=== YOUR INSTRUCTIONS ===
Select, from the material below, each line with "name" in it.

=== SUPPLIED MATERIAL ===
-- START --
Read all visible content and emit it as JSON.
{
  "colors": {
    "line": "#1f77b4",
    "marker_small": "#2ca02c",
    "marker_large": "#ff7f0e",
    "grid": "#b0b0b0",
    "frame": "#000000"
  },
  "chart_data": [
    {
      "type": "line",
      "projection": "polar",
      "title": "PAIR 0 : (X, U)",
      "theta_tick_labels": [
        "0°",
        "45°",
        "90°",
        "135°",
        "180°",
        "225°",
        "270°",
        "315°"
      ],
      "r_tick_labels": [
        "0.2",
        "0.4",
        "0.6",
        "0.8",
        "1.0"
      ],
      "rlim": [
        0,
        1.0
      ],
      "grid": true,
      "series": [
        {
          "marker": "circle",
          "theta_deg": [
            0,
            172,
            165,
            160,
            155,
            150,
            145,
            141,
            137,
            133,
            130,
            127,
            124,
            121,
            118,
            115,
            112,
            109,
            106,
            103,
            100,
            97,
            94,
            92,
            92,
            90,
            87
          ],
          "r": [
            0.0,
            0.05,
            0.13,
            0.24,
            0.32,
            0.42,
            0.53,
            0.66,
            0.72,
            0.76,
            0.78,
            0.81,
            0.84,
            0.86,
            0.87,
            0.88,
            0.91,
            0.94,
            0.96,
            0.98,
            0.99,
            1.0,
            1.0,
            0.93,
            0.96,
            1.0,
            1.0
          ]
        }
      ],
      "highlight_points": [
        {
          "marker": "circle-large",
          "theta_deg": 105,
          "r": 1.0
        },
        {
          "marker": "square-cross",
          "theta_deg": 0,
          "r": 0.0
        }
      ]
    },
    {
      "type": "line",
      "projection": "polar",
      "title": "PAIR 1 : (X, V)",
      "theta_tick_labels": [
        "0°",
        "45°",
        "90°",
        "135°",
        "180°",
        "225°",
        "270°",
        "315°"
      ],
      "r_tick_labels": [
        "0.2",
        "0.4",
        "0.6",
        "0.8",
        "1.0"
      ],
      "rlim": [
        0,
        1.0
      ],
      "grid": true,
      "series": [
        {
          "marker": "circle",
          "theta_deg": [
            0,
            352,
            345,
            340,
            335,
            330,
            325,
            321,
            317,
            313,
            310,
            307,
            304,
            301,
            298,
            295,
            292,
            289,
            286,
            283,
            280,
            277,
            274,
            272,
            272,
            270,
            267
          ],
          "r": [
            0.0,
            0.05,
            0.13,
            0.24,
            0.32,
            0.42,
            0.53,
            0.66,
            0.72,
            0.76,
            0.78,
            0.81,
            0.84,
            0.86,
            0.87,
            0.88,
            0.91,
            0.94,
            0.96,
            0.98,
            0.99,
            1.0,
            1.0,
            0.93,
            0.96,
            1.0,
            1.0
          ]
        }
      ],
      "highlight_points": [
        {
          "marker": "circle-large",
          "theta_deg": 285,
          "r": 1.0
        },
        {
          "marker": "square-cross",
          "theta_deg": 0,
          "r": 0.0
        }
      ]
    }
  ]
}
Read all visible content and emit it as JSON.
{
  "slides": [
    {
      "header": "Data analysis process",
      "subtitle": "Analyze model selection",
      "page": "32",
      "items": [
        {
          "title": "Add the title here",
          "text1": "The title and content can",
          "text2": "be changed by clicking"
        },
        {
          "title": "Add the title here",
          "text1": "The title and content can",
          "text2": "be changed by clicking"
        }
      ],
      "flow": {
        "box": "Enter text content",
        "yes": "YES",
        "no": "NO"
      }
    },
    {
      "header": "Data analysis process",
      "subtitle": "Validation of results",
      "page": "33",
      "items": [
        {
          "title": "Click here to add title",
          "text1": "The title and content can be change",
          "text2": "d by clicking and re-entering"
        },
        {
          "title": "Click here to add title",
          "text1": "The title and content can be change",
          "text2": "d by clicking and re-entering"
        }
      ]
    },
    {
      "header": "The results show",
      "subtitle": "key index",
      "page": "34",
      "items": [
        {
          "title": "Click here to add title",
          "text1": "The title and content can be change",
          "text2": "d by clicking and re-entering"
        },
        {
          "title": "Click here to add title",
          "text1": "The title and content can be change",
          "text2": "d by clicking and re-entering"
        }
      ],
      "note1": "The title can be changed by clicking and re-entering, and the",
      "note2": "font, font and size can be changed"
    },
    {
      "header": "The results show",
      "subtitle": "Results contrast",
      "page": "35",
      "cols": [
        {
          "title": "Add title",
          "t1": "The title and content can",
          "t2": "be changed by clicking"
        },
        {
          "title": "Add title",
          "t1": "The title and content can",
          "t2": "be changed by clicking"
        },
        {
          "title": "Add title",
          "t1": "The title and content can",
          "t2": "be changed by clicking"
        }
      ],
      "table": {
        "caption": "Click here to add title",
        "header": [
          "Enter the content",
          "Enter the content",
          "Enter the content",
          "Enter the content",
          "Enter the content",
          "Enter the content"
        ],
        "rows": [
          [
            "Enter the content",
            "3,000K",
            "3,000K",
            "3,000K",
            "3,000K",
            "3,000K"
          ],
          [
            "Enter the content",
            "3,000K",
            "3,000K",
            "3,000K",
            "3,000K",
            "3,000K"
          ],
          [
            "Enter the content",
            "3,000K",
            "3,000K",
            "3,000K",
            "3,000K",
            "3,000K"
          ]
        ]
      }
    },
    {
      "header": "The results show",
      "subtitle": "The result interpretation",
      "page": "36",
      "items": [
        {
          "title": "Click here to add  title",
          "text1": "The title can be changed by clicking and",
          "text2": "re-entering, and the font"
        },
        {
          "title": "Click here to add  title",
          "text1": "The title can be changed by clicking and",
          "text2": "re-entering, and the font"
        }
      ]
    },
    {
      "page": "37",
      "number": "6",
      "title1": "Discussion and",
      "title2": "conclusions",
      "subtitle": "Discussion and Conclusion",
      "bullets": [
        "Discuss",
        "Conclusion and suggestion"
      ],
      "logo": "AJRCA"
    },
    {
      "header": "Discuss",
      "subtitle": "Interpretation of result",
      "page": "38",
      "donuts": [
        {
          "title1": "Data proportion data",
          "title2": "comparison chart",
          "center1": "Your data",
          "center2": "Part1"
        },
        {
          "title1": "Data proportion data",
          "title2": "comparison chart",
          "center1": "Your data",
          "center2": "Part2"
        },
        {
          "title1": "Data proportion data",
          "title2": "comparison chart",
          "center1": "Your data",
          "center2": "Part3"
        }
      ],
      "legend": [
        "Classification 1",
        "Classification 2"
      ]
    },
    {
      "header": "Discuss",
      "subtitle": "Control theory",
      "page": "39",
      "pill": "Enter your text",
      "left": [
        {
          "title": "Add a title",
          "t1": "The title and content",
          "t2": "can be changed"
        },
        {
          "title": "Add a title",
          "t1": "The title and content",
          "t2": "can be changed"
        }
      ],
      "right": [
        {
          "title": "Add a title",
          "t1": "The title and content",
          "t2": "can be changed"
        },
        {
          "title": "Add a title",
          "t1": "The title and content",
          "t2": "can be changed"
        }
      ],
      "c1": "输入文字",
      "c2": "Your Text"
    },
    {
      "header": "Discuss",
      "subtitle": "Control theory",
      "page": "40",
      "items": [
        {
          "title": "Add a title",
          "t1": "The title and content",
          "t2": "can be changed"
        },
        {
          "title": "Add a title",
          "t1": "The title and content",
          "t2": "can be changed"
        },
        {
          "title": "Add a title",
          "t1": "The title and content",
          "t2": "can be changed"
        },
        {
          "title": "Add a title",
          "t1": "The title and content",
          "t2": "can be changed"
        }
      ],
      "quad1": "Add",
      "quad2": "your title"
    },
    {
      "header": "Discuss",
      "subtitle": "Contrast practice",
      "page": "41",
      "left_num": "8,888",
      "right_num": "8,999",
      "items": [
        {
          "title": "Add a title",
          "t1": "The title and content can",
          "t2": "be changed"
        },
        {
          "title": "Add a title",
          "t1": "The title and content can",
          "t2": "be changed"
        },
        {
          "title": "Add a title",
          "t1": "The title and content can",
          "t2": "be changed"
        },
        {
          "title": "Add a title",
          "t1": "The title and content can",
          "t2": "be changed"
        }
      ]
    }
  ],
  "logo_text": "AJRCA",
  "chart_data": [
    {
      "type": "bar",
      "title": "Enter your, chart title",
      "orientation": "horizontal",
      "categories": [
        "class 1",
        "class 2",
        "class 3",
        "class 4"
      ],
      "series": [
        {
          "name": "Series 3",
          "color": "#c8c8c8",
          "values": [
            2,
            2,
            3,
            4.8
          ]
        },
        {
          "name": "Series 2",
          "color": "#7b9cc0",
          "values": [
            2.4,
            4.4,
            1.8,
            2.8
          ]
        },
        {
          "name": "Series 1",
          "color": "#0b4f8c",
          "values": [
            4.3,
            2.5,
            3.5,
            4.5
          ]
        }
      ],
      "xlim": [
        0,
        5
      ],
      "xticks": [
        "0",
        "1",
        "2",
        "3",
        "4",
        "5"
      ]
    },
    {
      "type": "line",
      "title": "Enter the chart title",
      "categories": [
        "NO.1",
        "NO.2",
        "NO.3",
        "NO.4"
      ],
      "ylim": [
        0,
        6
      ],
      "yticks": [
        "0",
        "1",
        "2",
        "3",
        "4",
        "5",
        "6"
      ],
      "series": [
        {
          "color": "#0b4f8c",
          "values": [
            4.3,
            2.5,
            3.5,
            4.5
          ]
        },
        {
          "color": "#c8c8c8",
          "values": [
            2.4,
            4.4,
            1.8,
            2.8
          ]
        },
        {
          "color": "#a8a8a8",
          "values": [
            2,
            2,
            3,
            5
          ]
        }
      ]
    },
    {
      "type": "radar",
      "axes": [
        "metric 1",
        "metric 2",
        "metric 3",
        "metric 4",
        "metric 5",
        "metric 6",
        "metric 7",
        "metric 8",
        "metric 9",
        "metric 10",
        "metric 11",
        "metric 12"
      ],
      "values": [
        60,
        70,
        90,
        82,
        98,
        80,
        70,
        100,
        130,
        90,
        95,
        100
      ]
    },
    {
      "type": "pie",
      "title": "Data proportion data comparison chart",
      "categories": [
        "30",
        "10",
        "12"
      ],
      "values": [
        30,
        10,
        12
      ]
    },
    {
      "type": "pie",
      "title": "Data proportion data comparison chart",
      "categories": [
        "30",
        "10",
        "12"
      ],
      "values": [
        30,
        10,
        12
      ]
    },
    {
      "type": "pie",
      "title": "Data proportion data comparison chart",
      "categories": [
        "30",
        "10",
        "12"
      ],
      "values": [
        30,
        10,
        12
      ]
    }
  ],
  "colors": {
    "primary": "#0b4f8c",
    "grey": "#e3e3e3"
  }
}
-- END --
=== THE RESULT ===
          "name": "Series 3",
          "name": "Series 2",
          "name": "Series 1",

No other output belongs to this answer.